## Start DATA SUPPLIED

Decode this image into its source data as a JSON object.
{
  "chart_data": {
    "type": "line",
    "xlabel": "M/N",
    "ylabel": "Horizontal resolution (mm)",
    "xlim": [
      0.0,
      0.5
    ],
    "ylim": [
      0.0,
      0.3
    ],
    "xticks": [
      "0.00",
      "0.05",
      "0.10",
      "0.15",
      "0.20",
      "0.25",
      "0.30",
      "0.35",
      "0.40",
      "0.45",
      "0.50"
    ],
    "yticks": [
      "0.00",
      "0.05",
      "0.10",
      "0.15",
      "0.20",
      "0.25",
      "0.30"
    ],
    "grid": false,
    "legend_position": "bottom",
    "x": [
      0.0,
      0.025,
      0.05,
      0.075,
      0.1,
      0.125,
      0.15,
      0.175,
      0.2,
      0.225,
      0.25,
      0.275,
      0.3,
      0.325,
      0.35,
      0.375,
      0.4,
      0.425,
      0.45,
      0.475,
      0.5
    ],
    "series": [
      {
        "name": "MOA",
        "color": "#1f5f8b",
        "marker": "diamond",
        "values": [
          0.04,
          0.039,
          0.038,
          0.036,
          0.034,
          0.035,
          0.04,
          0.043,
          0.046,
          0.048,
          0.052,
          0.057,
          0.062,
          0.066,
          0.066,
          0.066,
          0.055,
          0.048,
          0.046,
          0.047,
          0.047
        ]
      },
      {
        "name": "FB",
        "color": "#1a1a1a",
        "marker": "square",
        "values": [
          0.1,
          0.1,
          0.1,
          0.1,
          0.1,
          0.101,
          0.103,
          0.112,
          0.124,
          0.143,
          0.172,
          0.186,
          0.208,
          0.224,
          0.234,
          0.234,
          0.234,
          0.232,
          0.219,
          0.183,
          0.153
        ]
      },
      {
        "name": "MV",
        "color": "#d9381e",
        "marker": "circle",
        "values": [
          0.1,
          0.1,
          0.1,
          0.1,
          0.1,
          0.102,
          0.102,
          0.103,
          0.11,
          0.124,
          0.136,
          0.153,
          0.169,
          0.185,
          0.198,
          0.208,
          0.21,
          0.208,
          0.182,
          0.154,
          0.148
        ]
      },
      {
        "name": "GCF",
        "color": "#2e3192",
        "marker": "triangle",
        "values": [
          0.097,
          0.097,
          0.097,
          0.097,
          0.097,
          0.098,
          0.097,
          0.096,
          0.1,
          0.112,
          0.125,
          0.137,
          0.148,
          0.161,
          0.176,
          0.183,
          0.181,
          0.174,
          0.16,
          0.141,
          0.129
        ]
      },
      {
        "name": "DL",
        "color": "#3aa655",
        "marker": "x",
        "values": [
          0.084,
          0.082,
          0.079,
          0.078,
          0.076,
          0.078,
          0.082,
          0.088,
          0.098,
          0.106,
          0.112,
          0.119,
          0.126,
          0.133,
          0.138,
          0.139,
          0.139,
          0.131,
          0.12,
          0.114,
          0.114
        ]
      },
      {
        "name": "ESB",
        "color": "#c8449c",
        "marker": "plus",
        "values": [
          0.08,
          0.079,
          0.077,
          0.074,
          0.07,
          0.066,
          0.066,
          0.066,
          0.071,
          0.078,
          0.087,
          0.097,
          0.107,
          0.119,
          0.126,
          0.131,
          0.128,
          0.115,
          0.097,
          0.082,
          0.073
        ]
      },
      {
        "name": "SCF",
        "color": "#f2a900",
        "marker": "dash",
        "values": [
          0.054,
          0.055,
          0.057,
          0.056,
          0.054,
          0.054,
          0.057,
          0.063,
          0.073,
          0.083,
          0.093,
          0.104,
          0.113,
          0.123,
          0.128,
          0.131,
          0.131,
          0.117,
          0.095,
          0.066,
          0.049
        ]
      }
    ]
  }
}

## End DATA SUPPLIED

▶ **EXERCISE AIM**
Set down each entry again, unchanged.

▶ **COMPLETE ANSWER**
Decode this image into its source data as a JSON object.
{
  "chart_data": {
    "type": "line",
    "xlabel": "M/N",
    "ylabel": "Horizontal resolution (mm)",
    "xlim": [
      0.0,
      0.5
    ],
    "ylim": [
      0.0,
      0.3
    ],
    "xticks": [
      "0.00",
      "0.05",
      "0.10",
      "0.15",
      "0.20",
      "0.25",
      "0.30",
      "0.35",
      "0.40",
      "0.45",
      "0.50"
    ],
    "yticks": [
      "0.00",
      "0.05",
      "0.10",
      "0.15",
      "0.20",
      "0.25",
      "0.30"
    ],
    "grid": false,
    "legend_position": "bottom",
    "x": [
      0.0,
      0.025,
      0.05,
      0.075,
      0.1,
      0.125,
      0.15,
      0.175,
      0.2,
      0.225,
      0.25,
      0.275,
      0.3,
      0.325,
      0.35,
      0.375,
      0.4,
      0.425,
      0.45,
      0.475,
      0.5
    ],
    "series": [
      {
        "name": "MOA",
        "color": "#1f5f8b",
        "marker": "diamond",
        "values": [
          0.04,
          0.039,
          0.038,
          0.036,
          0.034,
          0.035,
          0.04,
          0.043,
          0.046,
          0.048,
          0.052,
          0.057,
          0.062,
          0.066,
          0.066,
          0.066,
          0.055,
          0.048,
          0.046,
          0.047,
          0.047
        ]
      },
      {
        "name": "FB",
        "color": "#1a1a1a",
        "marker": "square",
        "values": [
          0.1,
          0.1,
          0.1,
          0.1,
          0.1,
          0.101,
          0.103,
          0.112,
          0.124,
          0.143,
          0.172,
          0.186,
          0.208,
          0.224,
          0.234,
          0.234,
          0.234,
          0.232,
          0.219,
          0.183,
          0.153
        ]
      },
      {
        "name": "MV",
        "color": "#d9381e",
        "marker": "circle",
        "values": [
          0.1,
          0.1,
          0.1,
          0.1,
          0.1,
          0.102,
          0.102,
          0.103,
          0.11,
          0.124,
          0.136,
          0.153,
          0.169,
          0.185,
          0.198,
          0.208,
          0.21,
          0.208,
          0.182,
          0.154,
          0.148
        ]
      },
      {
        "name": "GCF",
        "color": "#2e3192",
        "marker": "triangle",
        "values": [
          0.097,
          0.097,
          0.097,
          0.097,
          0.097,
          0.098,
          0.097,
          0.096,
          0.1,
          0.112,
          0.125,
          0.137,
          0.148,
          0.161,
          0.176,
          0.183,
          0.181,
          0.174,
          0.16,
          0.141,
          0.129
        ]
      },
      {
        "name": "DL",
        "color": "#3aa655",
        "marker": "x",
        "values": [
          0.084,
          0.082,
          0.079,
          0.078,
          0.076,
          0.078,
          0.082,
          0.088,
          0.098,
          0.106,
          0.112,
          0.119,
          0.126,
          0.133,
          0.138,
          0.139,
          0.139,
          0.131,
          0.12,
          0.114,
          0.114
        ]
      },
      {
        "name": "ESB",
        "color": "#c8449c",
        "marker": "plus",
        "values": [
          0.08,
          0.079,
          0.077,
          0.074,
          0.07,
          0.066,
          0.066,
          0.066,
          0.071,
          0.078,
          0.087,
          0.097,
          0.107,
          0.119,
          0.126,
          0.131,
          0.128,
          0.115,
          0.097,
          0.082,
          0.073
        ]
      },
      {
        "name": "SCF",
        "color": "#f2a900",
        "marker": "dash",
        "values": [
          0.054,
          0.055,
          0.057,
          0.056,
          0.054,
          0.054,
          0.057,
          0.063,
          0.073,
          0.083,
          0.093,
          0.104,
          0.113,
          0.123,
          0.128,
          0.131,
          0.131,
          0.117,
          0.095,
          0.066,
          0.049
        ]
      }
    ]
  }
}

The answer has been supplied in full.